**Given exercise**:
Take each line that has the word "JSON" and return it.

— Start of Dataset rows —

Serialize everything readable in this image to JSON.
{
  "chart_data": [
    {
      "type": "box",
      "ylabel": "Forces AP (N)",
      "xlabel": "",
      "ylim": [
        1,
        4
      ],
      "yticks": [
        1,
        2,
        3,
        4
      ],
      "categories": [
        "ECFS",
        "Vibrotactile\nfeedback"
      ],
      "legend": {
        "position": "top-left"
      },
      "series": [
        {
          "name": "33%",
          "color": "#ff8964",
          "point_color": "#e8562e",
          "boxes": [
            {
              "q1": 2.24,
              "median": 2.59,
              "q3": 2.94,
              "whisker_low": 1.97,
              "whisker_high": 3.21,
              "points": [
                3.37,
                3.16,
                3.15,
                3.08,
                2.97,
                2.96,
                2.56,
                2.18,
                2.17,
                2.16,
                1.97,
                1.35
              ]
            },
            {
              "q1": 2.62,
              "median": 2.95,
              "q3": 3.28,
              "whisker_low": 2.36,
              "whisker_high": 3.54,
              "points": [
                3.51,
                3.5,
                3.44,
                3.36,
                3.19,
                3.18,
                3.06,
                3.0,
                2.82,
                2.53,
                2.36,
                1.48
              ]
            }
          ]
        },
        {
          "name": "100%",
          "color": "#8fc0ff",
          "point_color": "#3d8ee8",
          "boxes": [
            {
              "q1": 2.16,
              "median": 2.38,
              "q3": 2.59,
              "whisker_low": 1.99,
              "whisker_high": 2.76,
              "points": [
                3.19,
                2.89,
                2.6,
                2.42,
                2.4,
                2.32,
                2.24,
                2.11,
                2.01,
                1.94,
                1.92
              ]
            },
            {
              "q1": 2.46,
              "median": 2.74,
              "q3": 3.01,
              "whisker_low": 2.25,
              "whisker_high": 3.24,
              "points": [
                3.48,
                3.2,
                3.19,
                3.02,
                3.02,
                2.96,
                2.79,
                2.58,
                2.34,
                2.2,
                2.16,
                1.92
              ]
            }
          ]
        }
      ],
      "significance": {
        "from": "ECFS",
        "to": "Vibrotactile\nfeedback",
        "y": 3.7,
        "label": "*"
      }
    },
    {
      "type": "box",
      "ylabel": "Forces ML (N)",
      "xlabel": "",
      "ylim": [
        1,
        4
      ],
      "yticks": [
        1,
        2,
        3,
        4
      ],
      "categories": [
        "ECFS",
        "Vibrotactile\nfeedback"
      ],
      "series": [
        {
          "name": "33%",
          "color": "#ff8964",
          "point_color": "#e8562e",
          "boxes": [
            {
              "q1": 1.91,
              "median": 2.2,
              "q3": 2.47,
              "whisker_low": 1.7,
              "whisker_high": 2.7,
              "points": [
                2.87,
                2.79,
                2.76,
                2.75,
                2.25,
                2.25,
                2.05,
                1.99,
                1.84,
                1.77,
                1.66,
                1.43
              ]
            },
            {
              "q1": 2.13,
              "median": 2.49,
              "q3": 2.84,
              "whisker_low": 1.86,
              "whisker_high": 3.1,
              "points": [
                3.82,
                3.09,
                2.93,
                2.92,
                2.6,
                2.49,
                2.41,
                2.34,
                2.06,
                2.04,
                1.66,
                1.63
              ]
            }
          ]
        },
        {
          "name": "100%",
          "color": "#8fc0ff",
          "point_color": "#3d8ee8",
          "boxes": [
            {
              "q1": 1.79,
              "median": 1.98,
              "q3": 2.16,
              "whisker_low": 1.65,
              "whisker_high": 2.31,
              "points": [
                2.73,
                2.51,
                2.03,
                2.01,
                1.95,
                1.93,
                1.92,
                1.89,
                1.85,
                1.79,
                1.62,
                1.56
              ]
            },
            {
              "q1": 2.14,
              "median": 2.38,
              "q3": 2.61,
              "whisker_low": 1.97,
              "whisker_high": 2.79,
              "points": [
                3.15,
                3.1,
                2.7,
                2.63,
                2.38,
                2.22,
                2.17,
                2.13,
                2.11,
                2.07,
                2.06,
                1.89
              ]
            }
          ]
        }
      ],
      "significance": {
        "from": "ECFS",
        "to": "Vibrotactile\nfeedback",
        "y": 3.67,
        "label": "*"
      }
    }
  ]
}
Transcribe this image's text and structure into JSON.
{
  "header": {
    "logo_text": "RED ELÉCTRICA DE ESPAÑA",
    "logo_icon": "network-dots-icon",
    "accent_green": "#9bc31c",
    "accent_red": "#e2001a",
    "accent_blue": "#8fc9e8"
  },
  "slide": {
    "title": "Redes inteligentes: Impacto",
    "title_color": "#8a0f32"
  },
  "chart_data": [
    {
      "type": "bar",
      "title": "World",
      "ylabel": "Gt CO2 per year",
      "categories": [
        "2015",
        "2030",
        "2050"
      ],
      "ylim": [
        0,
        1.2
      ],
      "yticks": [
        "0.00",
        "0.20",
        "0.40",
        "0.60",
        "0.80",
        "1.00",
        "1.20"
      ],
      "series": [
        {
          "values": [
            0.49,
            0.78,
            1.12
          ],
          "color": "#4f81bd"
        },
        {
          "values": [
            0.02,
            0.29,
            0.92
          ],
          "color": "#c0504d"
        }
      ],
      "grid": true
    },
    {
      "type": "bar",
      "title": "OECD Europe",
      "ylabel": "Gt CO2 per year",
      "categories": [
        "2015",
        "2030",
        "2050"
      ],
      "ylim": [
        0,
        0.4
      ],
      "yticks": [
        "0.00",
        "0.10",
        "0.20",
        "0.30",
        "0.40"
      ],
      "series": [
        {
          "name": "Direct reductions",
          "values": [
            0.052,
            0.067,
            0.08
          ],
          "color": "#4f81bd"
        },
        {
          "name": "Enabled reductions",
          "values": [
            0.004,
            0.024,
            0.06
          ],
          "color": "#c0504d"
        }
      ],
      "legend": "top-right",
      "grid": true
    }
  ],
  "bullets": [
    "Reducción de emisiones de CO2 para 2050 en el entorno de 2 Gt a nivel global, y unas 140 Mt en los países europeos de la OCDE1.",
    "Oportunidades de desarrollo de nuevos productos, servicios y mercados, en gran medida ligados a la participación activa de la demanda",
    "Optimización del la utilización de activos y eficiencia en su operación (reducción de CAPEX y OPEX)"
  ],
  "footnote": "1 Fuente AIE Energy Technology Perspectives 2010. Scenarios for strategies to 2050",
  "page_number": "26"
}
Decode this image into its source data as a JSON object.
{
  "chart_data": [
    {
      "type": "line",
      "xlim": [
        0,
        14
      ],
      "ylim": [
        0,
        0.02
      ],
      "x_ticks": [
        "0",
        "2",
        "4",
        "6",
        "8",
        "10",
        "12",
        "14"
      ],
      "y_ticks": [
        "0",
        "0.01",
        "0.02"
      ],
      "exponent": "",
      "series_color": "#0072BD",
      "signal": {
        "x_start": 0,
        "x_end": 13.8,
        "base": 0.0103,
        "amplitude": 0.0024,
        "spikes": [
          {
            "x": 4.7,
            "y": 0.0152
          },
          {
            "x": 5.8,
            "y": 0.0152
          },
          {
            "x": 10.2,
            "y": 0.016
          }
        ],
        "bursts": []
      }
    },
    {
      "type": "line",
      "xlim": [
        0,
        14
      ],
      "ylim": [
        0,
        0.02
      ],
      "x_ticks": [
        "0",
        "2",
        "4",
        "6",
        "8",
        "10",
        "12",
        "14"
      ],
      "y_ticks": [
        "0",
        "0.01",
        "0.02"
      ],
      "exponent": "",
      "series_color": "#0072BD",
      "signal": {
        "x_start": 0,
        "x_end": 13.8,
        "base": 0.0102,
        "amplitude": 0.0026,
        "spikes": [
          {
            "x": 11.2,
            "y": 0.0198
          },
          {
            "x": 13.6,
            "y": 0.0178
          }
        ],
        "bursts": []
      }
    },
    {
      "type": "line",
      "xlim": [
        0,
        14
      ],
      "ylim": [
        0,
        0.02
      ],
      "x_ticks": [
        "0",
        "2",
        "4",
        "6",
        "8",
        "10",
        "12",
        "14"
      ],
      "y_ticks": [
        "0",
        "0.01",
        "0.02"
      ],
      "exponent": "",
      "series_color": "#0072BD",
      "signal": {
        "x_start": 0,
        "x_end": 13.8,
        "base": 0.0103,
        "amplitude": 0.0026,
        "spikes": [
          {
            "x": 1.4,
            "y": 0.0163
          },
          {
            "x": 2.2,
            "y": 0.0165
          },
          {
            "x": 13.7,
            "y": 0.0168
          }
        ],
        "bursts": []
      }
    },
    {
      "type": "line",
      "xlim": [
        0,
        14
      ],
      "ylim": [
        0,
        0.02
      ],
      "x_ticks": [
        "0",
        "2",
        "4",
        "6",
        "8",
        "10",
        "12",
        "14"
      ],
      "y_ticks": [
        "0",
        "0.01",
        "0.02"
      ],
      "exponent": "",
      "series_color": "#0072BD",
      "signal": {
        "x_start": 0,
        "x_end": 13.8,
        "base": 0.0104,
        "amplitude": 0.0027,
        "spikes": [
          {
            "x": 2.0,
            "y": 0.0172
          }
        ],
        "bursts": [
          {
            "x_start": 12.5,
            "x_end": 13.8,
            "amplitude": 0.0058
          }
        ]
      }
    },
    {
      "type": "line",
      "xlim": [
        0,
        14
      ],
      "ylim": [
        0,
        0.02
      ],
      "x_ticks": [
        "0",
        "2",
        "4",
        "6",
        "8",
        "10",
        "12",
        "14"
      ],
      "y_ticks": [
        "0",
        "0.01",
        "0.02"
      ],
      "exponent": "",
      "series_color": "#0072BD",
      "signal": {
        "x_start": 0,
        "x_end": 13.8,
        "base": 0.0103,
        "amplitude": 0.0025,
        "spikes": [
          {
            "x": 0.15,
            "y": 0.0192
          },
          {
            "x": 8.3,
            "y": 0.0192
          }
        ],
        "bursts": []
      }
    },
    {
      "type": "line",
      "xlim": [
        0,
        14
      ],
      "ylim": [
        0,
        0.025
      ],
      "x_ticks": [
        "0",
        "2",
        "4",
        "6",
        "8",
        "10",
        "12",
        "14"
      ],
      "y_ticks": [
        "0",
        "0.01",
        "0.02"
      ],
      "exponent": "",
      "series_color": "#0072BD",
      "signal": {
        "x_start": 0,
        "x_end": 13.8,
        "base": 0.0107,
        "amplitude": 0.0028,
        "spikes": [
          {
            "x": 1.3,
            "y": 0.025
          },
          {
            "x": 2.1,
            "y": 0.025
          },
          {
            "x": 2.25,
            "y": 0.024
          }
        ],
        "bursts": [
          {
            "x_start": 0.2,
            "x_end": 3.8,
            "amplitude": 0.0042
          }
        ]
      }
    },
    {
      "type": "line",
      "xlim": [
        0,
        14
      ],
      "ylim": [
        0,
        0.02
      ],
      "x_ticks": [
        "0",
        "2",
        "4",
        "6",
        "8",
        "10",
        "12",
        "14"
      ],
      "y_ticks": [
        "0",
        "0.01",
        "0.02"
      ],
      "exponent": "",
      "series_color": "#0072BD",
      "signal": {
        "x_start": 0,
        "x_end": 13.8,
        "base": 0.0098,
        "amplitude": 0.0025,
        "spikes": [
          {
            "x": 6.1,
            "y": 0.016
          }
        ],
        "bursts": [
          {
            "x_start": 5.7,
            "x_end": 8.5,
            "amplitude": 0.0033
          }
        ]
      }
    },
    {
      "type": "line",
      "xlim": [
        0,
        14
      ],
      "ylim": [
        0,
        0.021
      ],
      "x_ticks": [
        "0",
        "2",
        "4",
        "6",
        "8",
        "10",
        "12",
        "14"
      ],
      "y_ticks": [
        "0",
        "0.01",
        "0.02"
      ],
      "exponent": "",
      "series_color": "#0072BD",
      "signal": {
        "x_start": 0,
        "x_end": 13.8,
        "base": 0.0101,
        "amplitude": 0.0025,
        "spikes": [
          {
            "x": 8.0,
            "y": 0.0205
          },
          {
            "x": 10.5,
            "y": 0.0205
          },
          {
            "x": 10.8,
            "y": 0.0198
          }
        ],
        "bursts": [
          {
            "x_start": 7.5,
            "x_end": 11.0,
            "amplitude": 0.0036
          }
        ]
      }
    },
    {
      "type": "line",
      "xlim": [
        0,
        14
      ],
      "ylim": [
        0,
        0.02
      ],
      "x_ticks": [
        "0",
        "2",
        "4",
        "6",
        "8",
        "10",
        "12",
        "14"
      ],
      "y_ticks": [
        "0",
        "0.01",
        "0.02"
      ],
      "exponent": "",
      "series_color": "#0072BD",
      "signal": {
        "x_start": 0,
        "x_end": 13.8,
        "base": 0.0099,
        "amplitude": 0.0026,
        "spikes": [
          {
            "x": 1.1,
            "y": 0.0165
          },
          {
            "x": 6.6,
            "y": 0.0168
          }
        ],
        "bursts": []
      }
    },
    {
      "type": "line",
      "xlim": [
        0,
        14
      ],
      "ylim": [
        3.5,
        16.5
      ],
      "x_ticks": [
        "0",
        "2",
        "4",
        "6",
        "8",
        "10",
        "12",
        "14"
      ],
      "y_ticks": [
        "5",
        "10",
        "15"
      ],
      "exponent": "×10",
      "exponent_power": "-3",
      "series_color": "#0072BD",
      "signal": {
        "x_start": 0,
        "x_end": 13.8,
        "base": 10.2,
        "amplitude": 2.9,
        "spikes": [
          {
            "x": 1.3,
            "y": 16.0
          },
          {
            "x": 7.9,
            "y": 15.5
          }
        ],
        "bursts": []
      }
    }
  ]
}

— End of Dataset rows —

**Written response**:
Serialize everything readable in this image to JSON.
Transcribe this image's text and structure into JSON.
Decode this image into its source data as a JSON object.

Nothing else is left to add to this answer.